── Document passage ──

The “god” of Christopher Hitchens

 

Many years ago, I came to the conclusion that any writer who piles on adverbs and adjectives with little or no restraint is probably either trying to sell you a bill of goods or else has an axe to grind. In other words, such people are not to be trusted.

 

This longstanding prejudice of mine probably explains why I have for so long resisted taking Christopher Hitchens seriously, given his penchant for hurling insults and invective upon anyone or anything with which he disagrees.  To me, anyone who starts off on such a foot hardly deserves to be heard. But when a friend of mine who had been long urging me to read Hitchens’ “god is not Great” (New York:12/Grand Central Publishing, 2007 — note the deliberate use of the lower case “g” throughout the book) deliberately bought a copy for me to read, I was still reluctant to subject myself to any more of Hitchens’ rantings than I had already seen.  But the book having been so purchased (even if at clearance price since it was by now three years old) what else could I do? So now I will finally write, three years late, my impression of what Hitchens has been saying.

 

Right off, in the introductory chapter, he boils it all down to four main points. They are: first, that “religious faith wholly misrepresents the origins of man and the cosmos”; second, “that because of this original error it manages to combine the maximum of servility with the maximum of solipsism”; third, “it is both the result and the cause of dangerous sexual repression”, and finally, “that it is ultimately grounded on wish-thinking” (p. 4).

 

It is noteworthy, however, that this list of indictments, in keeping with the subtitle, “How Religion Poisons Everything,” is almost entirely directed against not so much against God as such, but against religion—which is, of course bound up with human ideas about God and our relationship to him, her, or whatever it may be.  This is important to note, because after two chapters of cataloging the horrible things that people often do in the name of God or religion it is only in chapters five and six that Hitchens ventures into “The Metaphysical Claims of Religion” and “Arguments from Design.” 

 

In the first of these, after dismissing Saint Augustine as “a self-centered fantasist and an earth-centered ignoramus” (there is no mention of Augustine’s understanding of God as “Being as such” or Augustine’s concept of different species slowly developing into their present form over long periods of time — which of course would entirely upset Hitchens’ desire to picture God as the big daddy in the sky) Hitchens moves on quickly to comment on the big bang as “the accepted theory of the origins of the universe” without mentioning that the original theorist in this matter was the Catholic priest and scientist, Georges Lemaitre, who later became the head of the Pontifical Academy for science. Instead, Hitchens berates the renowned theoretical physicist Stephen Hawking for meeting with the pope, and who, although he remains an agnostic, is not afraid (especially in view of the implications of the big bang theory) to ask the most fundamental question of all — “Why is there something rather than nothing?”  So much for Hitchens grasp of the fundamentals of metaphysics.

 

In “Arguments from Design”, Hitchens shows more ability to understand the basic issues, at least enough to debunk the claims of the “intelligent design” arguments that seem to be the last bastion of creationist thought. It is too bad, however, that he fails to note that most scientists, including those who happen to be believers, also reject the creationist assumptions or line of thought. Hitchens seems to have never heard of the term “theistic evolution,” for if he had, it would have rendered this chapter, as informative as it may be, largely redundant or at least more interesting.

───
── Data supplied ──

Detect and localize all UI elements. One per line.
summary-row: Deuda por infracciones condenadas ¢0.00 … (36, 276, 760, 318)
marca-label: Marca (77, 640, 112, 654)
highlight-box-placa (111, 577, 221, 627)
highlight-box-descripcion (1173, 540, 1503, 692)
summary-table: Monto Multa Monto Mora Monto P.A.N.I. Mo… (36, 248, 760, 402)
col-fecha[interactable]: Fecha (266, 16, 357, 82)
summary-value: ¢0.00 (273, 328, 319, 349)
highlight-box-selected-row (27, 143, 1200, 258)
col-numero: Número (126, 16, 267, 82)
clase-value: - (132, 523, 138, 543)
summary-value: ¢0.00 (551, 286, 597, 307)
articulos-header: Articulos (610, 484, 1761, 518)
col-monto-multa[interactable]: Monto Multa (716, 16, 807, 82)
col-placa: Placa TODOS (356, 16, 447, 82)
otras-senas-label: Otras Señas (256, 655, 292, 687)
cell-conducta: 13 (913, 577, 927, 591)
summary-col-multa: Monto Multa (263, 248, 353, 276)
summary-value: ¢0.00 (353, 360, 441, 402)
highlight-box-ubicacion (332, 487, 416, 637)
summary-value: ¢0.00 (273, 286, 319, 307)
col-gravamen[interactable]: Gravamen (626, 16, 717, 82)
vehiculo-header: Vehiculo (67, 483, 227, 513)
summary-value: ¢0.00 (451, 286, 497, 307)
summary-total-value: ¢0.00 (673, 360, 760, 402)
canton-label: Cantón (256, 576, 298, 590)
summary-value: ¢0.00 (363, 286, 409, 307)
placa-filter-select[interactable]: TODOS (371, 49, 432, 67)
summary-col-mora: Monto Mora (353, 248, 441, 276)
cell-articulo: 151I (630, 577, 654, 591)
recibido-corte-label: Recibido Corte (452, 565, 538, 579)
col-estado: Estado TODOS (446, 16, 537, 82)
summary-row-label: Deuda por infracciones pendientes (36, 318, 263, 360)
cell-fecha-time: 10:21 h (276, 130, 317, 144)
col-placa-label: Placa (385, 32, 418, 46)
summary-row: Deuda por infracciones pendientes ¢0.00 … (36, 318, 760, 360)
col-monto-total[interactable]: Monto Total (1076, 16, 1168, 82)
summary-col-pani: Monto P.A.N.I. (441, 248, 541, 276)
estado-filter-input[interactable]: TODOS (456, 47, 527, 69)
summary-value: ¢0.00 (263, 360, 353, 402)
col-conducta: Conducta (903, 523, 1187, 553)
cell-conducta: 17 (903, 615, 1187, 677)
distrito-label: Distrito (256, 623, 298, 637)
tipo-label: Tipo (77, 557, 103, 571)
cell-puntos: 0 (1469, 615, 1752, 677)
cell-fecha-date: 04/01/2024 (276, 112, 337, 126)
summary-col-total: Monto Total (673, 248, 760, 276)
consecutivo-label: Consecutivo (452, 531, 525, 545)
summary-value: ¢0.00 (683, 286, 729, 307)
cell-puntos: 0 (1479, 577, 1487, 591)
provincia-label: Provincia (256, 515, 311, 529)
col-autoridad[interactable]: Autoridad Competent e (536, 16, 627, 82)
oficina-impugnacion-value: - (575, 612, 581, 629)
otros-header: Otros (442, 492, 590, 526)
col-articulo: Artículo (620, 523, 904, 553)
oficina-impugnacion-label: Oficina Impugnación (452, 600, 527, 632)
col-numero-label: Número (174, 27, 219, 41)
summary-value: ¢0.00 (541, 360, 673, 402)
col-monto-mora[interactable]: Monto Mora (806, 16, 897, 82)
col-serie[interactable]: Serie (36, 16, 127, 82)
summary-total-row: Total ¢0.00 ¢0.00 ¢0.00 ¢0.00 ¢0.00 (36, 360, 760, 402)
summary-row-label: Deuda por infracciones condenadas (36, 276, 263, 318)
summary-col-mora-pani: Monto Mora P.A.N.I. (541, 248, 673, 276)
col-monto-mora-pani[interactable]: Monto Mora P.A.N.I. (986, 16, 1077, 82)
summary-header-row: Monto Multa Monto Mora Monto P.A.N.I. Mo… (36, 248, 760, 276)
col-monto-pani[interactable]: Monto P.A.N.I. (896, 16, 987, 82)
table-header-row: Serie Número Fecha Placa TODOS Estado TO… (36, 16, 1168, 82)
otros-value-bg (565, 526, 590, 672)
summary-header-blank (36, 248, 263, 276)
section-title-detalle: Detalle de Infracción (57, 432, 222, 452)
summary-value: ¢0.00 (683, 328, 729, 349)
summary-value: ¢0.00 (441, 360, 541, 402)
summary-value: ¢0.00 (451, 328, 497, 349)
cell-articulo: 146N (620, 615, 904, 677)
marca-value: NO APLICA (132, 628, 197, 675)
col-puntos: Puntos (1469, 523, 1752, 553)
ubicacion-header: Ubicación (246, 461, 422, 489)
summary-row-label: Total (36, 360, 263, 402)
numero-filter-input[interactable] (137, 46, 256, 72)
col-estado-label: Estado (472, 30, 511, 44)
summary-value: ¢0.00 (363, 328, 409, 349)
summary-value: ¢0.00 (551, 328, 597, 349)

───

* Task
According to the review of Christopher Hitchens' book, who originally theorized the big bang?

* The reply
Georges Lemaitre, a Catholic priest and scientist.